[start of Record set]
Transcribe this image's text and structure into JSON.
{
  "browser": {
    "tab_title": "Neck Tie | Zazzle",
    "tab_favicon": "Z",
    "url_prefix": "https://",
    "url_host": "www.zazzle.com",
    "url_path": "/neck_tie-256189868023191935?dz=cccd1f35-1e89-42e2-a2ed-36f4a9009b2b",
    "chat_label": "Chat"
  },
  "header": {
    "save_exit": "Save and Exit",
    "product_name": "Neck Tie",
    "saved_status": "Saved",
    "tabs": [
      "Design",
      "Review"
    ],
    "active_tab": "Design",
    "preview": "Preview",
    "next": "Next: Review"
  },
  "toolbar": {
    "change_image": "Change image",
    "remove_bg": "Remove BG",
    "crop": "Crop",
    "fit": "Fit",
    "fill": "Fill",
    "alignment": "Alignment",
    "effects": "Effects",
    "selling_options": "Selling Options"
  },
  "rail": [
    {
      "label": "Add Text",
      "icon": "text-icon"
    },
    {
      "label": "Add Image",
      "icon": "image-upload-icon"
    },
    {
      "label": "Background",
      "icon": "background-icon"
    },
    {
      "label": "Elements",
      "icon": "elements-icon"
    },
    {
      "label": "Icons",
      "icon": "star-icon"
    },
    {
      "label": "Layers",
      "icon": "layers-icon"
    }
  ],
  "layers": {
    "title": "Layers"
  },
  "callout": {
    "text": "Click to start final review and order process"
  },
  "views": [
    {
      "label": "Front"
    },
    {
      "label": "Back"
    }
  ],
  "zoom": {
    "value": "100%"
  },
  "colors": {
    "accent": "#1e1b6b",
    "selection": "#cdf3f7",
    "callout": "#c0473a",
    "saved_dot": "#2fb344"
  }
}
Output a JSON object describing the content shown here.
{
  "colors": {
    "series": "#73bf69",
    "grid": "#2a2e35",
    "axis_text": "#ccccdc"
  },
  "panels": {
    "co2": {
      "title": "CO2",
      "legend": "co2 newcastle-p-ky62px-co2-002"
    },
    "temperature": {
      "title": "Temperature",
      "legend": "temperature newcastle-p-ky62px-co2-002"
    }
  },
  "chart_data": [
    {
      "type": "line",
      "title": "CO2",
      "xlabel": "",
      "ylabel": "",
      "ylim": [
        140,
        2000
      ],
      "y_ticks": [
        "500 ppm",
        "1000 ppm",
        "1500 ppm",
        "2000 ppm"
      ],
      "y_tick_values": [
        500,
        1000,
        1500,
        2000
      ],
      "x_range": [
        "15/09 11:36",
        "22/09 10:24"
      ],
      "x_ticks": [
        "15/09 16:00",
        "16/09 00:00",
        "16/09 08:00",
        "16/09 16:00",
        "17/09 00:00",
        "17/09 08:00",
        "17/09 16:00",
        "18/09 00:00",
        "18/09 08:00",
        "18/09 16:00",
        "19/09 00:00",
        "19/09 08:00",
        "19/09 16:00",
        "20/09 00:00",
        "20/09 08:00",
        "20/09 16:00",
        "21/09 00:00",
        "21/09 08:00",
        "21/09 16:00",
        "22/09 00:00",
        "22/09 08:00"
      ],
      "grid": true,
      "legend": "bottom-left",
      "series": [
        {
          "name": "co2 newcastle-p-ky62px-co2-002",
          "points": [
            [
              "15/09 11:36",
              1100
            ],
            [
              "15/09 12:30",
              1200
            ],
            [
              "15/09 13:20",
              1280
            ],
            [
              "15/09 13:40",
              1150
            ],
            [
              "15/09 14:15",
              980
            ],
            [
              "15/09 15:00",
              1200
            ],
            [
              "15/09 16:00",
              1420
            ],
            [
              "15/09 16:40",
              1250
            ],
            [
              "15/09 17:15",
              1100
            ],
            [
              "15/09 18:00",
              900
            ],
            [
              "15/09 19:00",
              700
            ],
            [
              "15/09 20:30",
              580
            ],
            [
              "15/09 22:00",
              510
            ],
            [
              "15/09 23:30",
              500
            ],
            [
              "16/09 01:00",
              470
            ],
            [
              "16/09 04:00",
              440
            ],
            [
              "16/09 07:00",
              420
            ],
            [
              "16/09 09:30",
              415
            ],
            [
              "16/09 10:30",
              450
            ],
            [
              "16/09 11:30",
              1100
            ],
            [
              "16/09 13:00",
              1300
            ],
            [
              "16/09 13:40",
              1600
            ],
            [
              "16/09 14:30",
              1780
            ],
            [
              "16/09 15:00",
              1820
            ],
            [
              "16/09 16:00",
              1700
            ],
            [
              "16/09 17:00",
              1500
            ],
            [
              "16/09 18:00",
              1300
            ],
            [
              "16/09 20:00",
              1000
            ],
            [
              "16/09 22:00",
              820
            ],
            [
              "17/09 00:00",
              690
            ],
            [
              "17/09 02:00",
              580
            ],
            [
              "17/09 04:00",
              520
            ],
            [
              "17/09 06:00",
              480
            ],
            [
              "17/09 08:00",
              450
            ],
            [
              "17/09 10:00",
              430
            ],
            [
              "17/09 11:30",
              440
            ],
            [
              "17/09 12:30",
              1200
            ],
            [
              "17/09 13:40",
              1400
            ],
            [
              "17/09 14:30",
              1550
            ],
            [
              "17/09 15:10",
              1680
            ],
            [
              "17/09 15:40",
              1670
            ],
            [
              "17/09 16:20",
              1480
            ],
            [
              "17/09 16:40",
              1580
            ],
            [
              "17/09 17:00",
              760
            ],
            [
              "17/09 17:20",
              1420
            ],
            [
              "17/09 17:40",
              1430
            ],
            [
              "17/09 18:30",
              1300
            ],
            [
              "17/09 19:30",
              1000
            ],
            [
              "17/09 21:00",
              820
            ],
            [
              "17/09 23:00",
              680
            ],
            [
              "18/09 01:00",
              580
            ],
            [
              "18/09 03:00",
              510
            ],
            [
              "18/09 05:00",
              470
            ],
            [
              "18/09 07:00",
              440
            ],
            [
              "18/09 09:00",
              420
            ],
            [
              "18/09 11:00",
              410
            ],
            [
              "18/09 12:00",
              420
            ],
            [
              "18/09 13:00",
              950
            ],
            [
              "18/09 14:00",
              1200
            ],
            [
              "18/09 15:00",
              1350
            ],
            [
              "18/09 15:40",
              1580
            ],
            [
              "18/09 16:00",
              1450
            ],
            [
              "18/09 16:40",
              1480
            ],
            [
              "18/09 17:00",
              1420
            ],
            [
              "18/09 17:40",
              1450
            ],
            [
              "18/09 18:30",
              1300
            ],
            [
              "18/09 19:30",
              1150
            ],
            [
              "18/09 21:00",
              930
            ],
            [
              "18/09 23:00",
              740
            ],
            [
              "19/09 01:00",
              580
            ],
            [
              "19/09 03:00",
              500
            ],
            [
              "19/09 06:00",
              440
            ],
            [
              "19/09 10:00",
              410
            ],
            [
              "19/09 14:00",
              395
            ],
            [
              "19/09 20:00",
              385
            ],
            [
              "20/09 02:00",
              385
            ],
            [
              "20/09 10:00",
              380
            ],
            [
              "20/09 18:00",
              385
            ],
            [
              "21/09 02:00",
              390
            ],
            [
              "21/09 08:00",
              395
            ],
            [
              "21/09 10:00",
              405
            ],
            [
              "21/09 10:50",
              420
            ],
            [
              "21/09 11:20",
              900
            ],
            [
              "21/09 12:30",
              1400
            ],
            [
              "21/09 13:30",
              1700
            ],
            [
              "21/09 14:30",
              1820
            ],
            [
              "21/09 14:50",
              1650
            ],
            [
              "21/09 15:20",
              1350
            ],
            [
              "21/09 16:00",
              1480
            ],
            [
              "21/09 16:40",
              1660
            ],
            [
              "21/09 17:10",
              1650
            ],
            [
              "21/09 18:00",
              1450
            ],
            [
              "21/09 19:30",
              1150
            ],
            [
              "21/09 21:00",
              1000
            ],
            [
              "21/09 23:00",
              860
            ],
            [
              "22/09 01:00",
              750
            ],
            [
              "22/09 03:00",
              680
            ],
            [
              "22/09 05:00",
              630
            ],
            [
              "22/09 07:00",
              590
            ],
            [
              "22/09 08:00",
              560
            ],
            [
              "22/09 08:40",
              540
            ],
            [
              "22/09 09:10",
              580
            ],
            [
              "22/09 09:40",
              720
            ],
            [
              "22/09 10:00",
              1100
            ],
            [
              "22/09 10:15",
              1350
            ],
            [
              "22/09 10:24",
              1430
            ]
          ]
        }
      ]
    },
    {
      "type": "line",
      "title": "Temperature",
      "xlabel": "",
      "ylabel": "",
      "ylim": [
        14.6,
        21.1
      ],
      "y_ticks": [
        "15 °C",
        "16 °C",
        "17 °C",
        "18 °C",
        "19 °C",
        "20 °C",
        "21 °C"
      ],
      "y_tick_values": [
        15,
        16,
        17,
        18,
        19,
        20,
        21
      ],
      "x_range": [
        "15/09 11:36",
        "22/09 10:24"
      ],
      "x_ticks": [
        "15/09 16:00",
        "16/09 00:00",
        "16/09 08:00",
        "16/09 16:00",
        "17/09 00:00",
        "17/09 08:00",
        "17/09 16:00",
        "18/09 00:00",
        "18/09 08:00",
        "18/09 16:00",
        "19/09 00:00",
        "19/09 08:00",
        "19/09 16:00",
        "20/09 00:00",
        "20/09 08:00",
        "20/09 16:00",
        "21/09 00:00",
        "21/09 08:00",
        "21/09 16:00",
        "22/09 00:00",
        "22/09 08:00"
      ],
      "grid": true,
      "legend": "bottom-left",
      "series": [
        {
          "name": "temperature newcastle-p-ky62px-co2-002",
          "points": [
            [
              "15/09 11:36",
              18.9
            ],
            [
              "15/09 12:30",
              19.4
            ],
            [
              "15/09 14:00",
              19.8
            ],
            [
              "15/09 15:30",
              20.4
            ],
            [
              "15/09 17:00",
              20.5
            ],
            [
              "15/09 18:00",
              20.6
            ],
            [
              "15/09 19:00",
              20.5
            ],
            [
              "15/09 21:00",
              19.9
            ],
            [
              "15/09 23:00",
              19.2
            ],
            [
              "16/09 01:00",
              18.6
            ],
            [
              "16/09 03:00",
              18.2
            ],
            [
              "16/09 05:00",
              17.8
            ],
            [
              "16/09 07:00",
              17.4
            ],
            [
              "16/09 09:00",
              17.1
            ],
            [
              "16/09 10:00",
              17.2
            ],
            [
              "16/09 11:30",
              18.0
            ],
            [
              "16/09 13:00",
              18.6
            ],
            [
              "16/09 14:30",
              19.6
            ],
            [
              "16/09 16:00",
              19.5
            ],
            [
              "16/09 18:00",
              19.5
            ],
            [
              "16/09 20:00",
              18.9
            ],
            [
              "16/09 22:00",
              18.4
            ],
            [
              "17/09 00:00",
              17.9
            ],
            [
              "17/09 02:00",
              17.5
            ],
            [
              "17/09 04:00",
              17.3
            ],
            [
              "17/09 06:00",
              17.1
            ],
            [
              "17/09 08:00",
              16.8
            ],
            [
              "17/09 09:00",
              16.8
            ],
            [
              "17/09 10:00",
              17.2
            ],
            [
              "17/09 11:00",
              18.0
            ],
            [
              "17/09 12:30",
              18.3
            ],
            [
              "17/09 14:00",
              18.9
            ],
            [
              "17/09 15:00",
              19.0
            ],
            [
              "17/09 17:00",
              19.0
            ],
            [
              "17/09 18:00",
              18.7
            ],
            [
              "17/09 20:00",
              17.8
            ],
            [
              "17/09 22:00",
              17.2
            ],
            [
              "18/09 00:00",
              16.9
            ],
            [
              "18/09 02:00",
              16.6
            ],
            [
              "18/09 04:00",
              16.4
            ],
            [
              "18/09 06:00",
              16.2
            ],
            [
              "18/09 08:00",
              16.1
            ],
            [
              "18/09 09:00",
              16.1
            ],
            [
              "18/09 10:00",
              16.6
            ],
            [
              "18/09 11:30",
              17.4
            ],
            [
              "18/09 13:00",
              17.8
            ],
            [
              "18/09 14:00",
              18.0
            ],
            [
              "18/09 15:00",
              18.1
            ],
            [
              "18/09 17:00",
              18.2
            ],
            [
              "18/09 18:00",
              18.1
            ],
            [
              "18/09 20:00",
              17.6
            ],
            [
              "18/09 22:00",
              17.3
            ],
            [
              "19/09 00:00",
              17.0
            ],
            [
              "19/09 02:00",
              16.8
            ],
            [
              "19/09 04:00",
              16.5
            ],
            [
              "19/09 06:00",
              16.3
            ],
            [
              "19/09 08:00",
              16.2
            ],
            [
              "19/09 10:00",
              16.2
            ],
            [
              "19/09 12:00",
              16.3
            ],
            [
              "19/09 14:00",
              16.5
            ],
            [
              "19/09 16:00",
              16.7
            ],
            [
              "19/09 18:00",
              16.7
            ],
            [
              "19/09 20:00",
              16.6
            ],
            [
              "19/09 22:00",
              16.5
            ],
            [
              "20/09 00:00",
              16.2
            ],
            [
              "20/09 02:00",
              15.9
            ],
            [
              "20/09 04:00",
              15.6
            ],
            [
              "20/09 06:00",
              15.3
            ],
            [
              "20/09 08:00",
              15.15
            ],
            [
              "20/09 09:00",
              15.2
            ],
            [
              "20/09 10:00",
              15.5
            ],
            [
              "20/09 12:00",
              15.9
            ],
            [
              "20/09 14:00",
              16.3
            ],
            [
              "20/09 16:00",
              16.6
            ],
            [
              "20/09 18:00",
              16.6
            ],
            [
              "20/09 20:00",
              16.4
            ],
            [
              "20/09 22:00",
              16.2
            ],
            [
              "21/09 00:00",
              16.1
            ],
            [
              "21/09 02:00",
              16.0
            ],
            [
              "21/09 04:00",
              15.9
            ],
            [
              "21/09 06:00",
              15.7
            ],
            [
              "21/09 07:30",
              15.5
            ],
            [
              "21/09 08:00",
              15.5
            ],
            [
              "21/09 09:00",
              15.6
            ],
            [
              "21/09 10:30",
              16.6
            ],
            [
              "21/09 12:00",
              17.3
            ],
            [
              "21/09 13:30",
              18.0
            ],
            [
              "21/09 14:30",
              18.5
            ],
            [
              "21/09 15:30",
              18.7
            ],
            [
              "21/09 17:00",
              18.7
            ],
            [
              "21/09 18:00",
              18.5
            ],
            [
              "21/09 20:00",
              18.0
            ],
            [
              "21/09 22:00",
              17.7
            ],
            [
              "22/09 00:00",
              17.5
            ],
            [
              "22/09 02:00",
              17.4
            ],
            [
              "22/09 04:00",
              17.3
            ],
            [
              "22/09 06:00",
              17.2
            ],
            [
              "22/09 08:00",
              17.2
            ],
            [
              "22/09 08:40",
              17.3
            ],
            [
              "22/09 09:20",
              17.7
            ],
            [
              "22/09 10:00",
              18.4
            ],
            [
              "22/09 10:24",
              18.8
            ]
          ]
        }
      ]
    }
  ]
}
[end of Record set]
*Written problem:* Keep only the lines that hold the string "JSON", and copy them out.

*Written response:*
Transcribe this image's text and structure into JSON.
Output a JSON object describing the content shown here.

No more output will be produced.